■ SHORT PROBLEM
Could you output each line of the data that follows exactly?

---

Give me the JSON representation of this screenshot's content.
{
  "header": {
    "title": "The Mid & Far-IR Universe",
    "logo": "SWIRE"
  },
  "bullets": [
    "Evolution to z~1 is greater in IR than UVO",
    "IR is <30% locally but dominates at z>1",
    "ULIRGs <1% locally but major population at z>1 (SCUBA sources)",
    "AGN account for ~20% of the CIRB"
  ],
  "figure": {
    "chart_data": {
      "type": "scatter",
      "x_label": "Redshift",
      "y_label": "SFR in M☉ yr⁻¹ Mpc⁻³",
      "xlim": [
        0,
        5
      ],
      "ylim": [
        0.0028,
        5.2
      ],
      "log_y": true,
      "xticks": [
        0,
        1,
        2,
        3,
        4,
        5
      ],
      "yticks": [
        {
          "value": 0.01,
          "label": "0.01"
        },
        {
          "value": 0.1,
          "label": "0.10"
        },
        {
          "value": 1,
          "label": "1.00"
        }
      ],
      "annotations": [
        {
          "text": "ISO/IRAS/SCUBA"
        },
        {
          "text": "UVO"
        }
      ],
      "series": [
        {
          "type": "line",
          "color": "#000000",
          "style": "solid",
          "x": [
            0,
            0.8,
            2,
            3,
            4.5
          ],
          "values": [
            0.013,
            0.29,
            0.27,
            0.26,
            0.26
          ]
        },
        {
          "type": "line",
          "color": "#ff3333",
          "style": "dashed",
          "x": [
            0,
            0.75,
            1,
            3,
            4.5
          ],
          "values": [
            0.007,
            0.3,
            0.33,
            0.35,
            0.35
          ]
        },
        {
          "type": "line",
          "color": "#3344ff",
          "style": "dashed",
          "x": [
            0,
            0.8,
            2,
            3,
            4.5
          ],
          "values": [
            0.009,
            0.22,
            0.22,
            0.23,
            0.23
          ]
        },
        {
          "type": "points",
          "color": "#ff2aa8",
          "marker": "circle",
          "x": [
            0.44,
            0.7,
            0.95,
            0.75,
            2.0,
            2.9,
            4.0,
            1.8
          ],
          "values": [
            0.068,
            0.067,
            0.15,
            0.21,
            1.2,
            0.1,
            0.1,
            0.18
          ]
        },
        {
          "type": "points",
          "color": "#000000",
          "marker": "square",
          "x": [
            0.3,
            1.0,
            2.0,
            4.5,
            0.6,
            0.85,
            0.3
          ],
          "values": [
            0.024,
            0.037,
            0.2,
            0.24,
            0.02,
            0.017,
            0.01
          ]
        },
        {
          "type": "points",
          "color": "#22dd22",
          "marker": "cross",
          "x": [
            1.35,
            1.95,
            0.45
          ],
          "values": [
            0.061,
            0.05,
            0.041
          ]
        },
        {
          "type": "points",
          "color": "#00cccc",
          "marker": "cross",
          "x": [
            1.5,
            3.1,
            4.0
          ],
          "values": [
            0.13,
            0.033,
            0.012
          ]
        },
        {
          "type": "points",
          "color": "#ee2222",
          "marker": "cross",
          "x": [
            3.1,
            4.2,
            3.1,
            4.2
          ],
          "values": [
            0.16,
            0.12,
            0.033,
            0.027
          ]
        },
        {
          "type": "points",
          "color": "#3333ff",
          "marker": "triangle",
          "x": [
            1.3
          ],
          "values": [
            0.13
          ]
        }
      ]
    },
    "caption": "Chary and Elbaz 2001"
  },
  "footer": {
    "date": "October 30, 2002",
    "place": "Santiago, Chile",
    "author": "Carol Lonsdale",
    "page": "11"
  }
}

---

■ OUTPUT FOR THIS EXERCISE
Give me the JSON representation of this screenshot's content.
{
  "header": {
    "title": "The Mid & Far-IR Universe",
    "logo": "SWIRE"
  },
  "bullets": [
    "Evolution to z~1 is greater in IR than UVO",
    "IR is <30% locally but dominates at z>1",
    "ULIRGs <1% locally but major population at z>1 (SCUBA sources)",
    "AGN account for ~20% of the CIRB"
  ],
  "figure": {
    "chart_data": {
      "type": "scatter",
      "x_label": "Redshift",
      "y_label": "SFR in M☉ yr⁻¹ Mpc⁻³",
      "xlim": [
        0,
        5
      ],
      "ylim": [
        0.0028,
        5.2
      ],
      "log_y": true,
      "xticks": [
        0,
        1,
        2,
        3,
        4,
        5
      ],
      "yticks": [
        {
          "value": 0.01,
          "label": "0.01"
        },
        {
          "value": 0.1,
          "label": "0.10"
        },
        {
          "value": 1,
          "label": "1.00"
        }
      ],
      "annotations": [
        {
          "text": "ISO/IRAS/SCUBA"
        },
        {
          "text": "UVO"
        }
      ],
      "series": [
        {
          "type": "line",
          "color": "#000000",
          "style": "solid",
          "x": [
            0,
            0.8,
            2,
            3,
            4.5
          ],
          "values": [
            0.013,
            0.29,
            0.27,
            0.26,
            0.26
          ]
        },
        {
          "type": "line",
          "color": "#ff3333",
          "style": "dashed",
          "x": [
            0,
            0.75,
            1,
            3,
            4.5
          ],
          "values": [
            0.007,
            0.3,
            0.33,
            0.35,
            0.35
          ]
        },
        {
          "type": "line",
          "color": "#3344ff",
          "style": "dashed",
          "x": [
            0,
            0.8,
            2,
            3,
            4.5
          ],
          "values": [
            0.009,
            0.22,
            0.22,
            0.23,
            0.23
          ]
        },
        {
          "type": "points",
          "color": "#ff2aa8",
          "marker": "circle",
          "x": [
            0.44,
            0.7,
            0.95,
            0.75,
            2.0,
            2.9,
            4.0,
            1.8
          ],
          "values": [
            0.068,
            0.067,
            0.15,
            0.21,
            1.2,
            0.1,
            0.1,
            0.18
          ]
        },
        {
          "type": "points",
          "color": "#000000",
          "marker": "square",
          "x": [
            0.3,
            1.0,
            2.0,
            4.5,
            0.6,
            0.85,
            0.3
          ],
          "values": [
            0.024,
            0.037,
            0.2,
            0.24,
            0.02,
            0.017,
            0.01
          ]
        },
        {
          "type": "points",
          "color": "#22dd22",
          "marker": "cross",
          "x": [
            1.35,
            1.95,
            0.45
          ],
          "values": [
            0.061,
            0.05,
            0.041
          ]
        },
        {
          "type": "points",
          "color": "#00cccc",
          "marker": "cross",
          "x": [
            1.5,
            3.1,
            4.0
          ],
          "values": [
            0.13,
            0.033,
            0.012
          ]
        },
        {
          "type": "points",
          "color": "#ee2222",
          "marker": "cross",
          "x": [
            3.1,
            4.2,
            3.1,
            4.2
          ],
          "values": [
            0.16,
            0.12,
            0.033,
            0.027
          ]
        },
        {
          "type": "points",
          "color": "#3333ff",
          "marker": "triangle",
          "x": [
            1.3
          ],
          "values": [
            0.13
          ]
        }
      ]
    },
    "caption": "Chary and Elbaz 2001"
  },
  "footer": {
    "date": "October 30, 2002",
    "place": "Santiago, Chile",
    "author": "Carol Lonsdale",
    "page": "11"
  }
}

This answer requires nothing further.